# [Task to carry out]
Return the entries verbatim and drop every picture.

# [Data in this exercise]
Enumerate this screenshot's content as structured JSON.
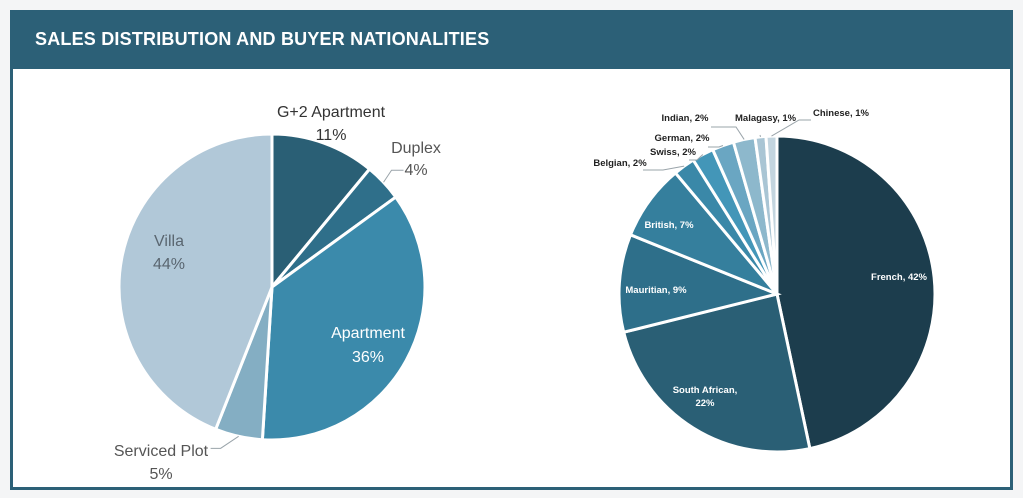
{
  "header": {
    "title": "SALES DISTRIBUTION AND BUYER NATIONALITIES"
  },
  "chart_data": [
    {
      "type": "pie",
      "colors": {
        "G+2 Apartment": "#2a5f75",
        "Duplex": "#2f6f8a",
        "Apartment": "#3b8aab",
        "Serviced Plot": "#84aec3",
        "Villa": "#b1c8d8"
      },
      "slices": [
        {
          "label": "G+2 Apartment",
          "value_label": "11%",
          "value": 11
        },
        {
          "label": "Duplex",
          "value_label": "4%",
          "value": 4
        },
        {
          "label": "Apartment",
          "value_label": "36%",
          "value": 36
        },
        {
          "label": "Serviced Plot",
          "value_label": "5%",
          "value": 5
        },
        {
          "label": "Villa",
          "value_label": "44%",
          "value": 44
        }
      ]
    },
    {
      "type": "pie",
      "slices": [
        {
          "label": "French, 42%",
          "value": 42,
          "color": "#1c3d4d"
        },
        {
          "label": "South African,",
          "label2": "22%",
          "value": 22,
          "color": "#2a5f75"
        },
        {
          "label": "Mauritian, 9%",
          "value": 9,
          "color": "#2e6f8a"
        },
        {
          "label": "British, 7%",
          "value": 7,
          "color": "#357f9d"
        },
        {
          "label": "Belgian, 2%",
          "value": 2,
          "color": "#3a88a8"
        },
        {
          "label": "Swiss, 2%",
          "value": 2,
          "color": "#4396b8"
        },
        {
          "label": "German, 2%",
          "value": 2,
          "color": "#6aa6c2"
        },
        {
          "label": "Indian, 2%",
          "value": 2,
          "color": "#8db8cc"
        },
        {
          "label": "Malagasy, 1%",
          "value": 1,
          "color": "#a9c5d4"
        },
        {
          "label": "Chinese, 1%",
          "value": 1,
          "color": "#c3d5df"
        }
      ]
    }
  ]
}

# [Solution for this task]
Enumerate this screenshot's content as structured JSON.
{
  "header": {
    "title": "SALES DISTRIBUTION AND BUYER NATIONALITIES"
  },
  "chart_data": [
    {
      "type": "pie",
      "colors": {
        "G+2 Apartment": "#2a5f75",
        "Duplex": "#2f6f8a",
        "Apartment": "#3b8aab",
        "Serviced Plot": "#84aec3",
        "Villa": "#b1c8d8"
      },
      "slices": [
        {
          "label": "G+2 Apartment",
          "value_label": "11%",
          "value": 11
        },
        {
          "label": "Duplex",
          "value_label": "4%",
          "value": 4
        },
        {
          "label": "Apartment",
          "value_label": "36%",
          "value": 36
        },
        {
          "label": "Serviced Plot",
          "value_label": "5%",
          "value": 5
        },
        {
          "label": "Villa",
          "value_label": "44%",
          "value": 44
        }
      ]
    },
    {
      "type": "pie",
      "slices": [
        {
          "label": "French, 42%",
          "value": 42,
          "color": "#1c3d4d"
        },
        {
          "label": "South African,",
          "label2": "22%",
          "value": 22,
          "color": "#2a5f75"
        },
        {
          "label": "Mauritian, 9%",
          "value": 9,
          "color": "#2e6f8a"
        },
        {
          "label": "British, 7%",
          "value": 7,
          "color": "#357f9d"
        },
        {
          "label": "Belgian, 2%",
          "value": 2,
          "color": "#3a88a8"
        },
        {
          "label": "Swiss, 2%",
          "value": 2,
          "color": "#4396b8"
        },
        {
          "label": "German, 2%",
          "value": 2,
          "color": "#6aa6c2"
        },
        {
          "label": "Indian, 2%",
          "value": 2,
          "color": "#8db8cc"
        },
        {
          "label": "Malagasy, 1%",
          "value": 1,
          "color": "#a9c5d4"
        },
        {
          "label": "Chinese, 1%",
          "value": 1,
          "color": "#c3d5df"
        }
      ]
    }
  ]
}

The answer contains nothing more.